Work to be completed:
In the records below, pick out all lines containing the word "image".
##### Data provided
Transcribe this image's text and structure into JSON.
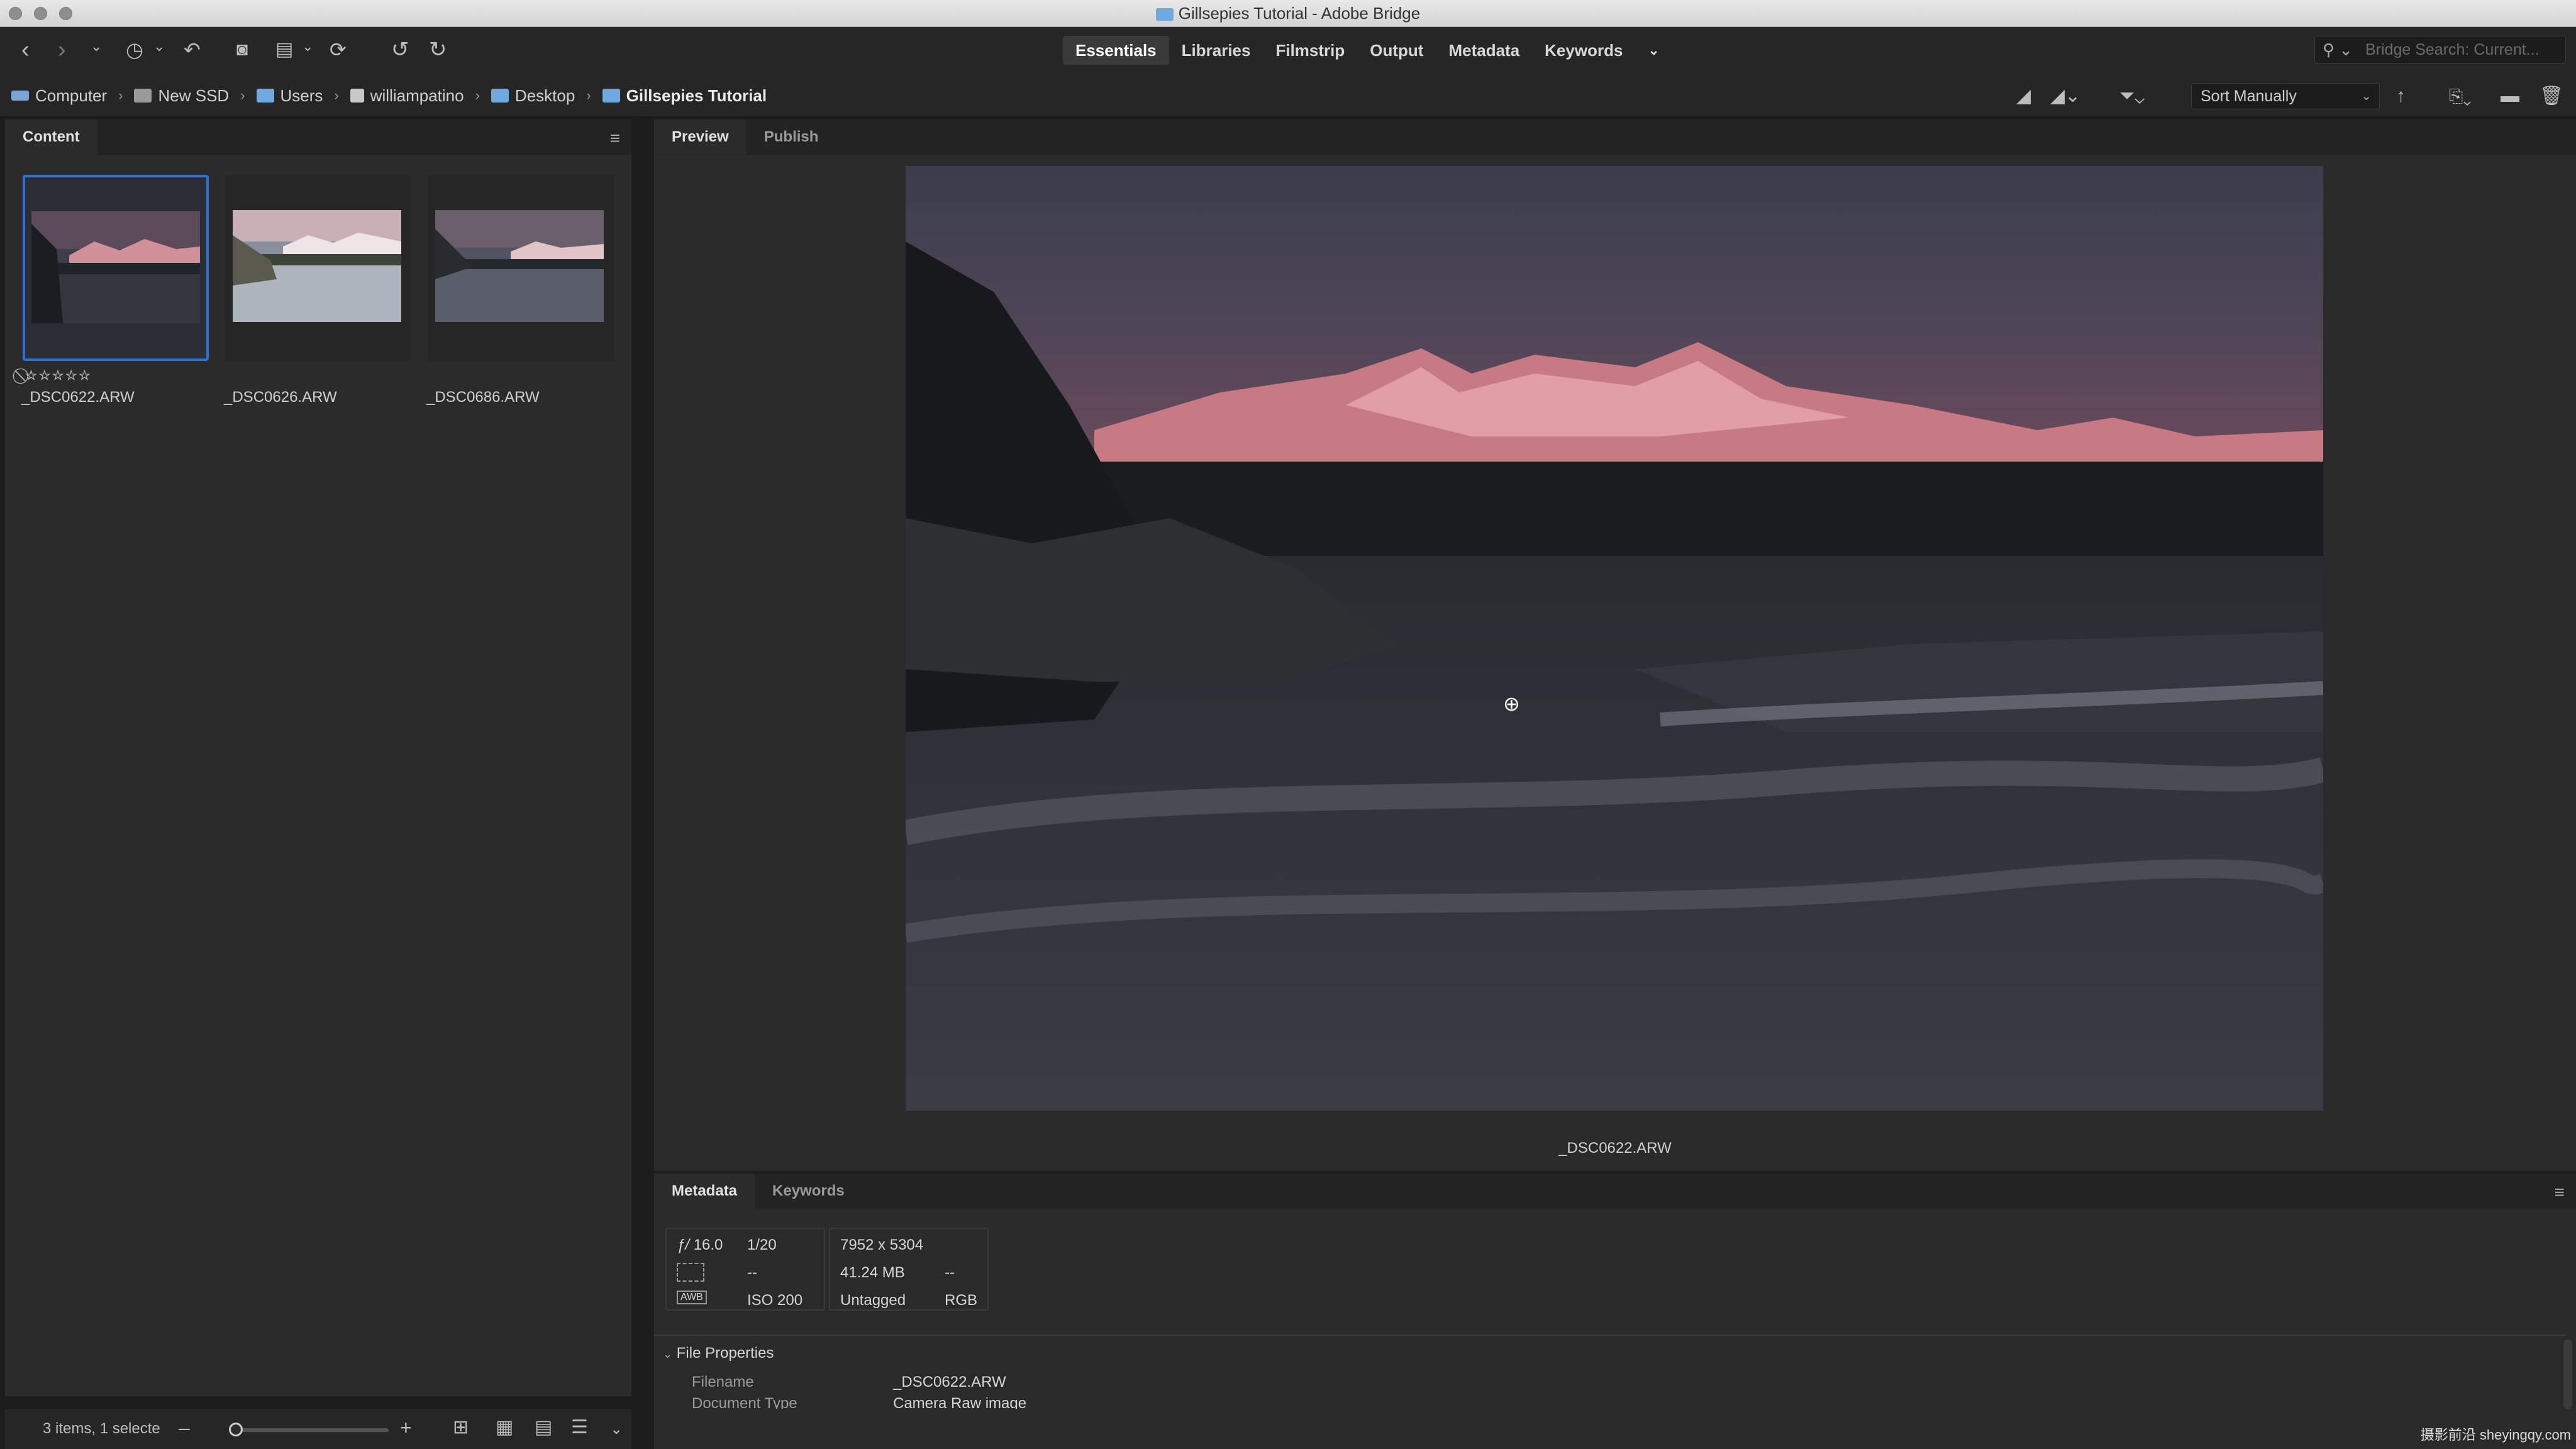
{
  "window": {
    "title": "Gillsepies Tutorial - Adobe Bridge"
  },
  "workspaces": [
    "Essentials",
    "Libraries",
    "Filmstrip",
    "Output",
    "Metadata",
    "Keywords"
  ],
  "active_workspace": "Essentials",
  "search": {
    "placeholder": "Bridge Search: Current..."
  },
  "breadcrumbs": [
    "Computer",
    "New SSD",
    "Users",
    "williampatino",
    "Desktop",
    "Gillsepies Tutorial"
  ],
  "sort": {
    "selected": "Sort Manually"
  },
  "content_panel": {
    "tab": "Content",
    "items": [
      {
        "filename": "_DSC0622.ARW",
        "selected": true,
        "rating": 0
      },
      {
        "filename": "_DSC0626.ARW",
        "selected": false
      },
      {
        "filename": "_DSC0686.ARW",
        "selected": false
      }
    ],
    "status": "3 items, 1 selecte"
  },
  "preview_panel": {
    "tabs": [
      "Preview",
      "Publish"
    ],
    "caption": "_DSC0622.ARW"
  },
  "metadata_panel": {
    "tabs": [
      "Metadata",
      "Keywords"
    ],
    "aperture": "16.0",
    "shutter": "1/20",
    "dash1": "--",
    "iso": "ISO 200",
    "dimensions": "7952 x 5304",
    "size": "41.24 MB",
    "dash2": "--",
    "profile": "Untagged",
    "color_mode": "RGB",
    "section": "File Properties",
    "fields": [
      {
        "label": "Filename",
        "value": "_DSC0622.ARW"
      },
      {
        "label": "Document Type",
        "value": "Camera Raw image"
      }
    ]
  },
  "watermark": "摄影前沿 sheyingqy.com",
  "colors": {
    "accent": "#2f6fd7",
    "folder": "#6fa9e0"
  }
}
##########
Answer for this exercise:
Transcribe this image's text and structure into JSON.
        "value": "Camera Raw image"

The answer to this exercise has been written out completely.